• _What you need to do_:
Show only lines that include "Danske".
# # # # #
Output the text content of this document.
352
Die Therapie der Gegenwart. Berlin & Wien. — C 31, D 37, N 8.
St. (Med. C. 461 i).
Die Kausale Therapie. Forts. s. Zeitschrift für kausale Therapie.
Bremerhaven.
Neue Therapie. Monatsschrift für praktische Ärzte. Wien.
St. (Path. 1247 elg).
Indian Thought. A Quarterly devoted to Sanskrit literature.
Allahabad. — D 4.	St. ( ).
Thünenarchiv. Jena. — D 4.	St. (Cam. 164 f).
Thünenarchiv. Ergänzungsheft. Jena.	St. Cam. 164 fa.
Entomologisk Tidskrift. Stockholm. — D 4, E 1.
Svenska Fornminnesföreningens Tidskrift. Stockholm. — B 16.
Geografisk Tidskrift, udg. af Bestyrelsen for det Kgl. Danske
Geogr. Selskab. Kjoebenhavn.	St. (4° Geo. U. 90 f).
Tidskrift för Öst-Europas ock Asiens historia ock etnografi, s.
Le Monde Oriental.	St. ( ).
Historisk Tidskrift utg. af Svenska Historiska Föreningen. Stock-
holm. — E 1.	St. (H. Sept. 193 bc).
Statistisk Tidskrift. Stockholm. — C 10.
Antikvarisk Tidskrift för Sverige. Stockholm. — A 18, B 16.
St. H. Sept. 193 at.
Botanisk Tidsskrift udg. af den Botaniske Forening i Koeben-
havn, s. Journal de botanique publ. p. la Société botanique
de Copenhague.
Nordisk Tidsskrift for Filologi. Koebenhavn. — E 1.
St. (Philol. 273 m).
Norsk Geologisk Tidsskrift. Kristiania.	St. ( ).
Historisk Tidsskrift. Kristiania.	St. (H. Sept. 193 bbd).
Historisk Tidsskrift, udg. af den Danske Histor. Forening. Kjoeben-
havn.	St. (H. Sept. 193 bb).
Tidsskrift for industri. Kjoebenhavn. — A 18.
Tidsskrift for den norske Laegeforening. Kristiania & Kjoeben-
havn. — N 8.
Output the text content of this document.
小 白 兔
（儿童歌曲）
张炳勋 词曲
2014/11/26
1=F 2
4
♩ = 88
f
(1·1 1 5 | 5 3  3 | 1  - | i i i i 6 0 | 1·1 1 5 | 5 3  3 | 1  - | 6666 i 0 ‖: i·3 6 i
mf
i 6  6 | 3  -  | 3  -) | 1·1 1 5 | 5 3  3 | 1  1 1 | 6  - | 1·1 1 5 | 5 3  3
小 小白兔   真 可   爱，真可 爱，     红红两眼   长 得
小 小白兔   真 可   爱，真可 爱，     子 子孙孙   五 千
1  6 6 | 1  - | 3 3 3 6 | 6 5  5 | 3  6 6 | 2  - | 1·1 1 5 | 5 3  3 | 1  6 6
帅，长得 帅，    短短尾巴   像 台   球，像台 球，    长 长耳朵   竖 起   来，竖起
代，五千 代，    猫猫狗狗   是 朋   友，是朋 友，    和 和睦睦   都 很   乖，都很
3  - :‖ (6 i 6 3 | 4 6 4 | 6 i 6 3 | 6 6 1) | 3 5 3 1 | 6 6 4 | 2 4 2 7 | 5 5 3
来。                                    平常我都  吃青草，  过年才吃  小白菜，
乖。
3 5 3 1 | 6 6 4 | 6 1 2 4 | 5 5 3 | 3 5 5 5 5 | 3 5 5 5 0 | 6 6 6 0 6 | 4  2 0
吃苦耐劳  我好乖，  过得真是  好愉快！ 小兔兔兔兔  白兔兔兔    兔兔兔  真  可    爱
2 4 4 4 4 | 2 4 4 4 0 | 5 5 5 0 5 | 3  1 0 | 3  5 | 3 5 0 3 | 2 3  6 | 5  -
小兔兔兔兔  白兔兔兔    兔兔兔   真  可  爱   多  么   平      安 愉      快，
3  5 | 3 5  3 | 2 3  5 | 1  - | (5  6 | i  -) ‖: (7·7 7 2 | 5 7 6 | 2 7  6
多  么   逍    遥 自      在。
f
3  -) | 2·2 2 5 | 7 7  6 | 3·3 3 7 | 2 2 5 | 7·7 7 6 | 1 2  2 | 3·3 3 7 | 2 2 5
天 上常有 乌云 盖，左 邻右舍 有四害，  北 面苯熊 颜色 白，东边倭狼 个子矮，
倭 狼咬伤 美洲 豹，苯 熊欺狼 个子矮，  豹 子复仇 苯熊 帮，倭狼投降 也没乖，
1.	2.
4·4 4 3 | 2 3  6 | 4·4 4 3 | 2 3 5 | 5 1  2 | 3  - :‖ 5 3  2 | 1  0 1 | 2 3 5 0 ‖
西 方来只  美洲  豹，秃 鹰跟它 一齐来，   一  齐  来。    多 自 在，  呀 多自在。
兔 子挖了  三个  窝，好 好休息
# # # # #
• _Worked solution_:
Geografisk Tidskrift, udg. af Bestyrelsen for det Kgl. Danske
Historisk Tidsskrift, udg. af den Danske Histor. Forening. Kjoeben-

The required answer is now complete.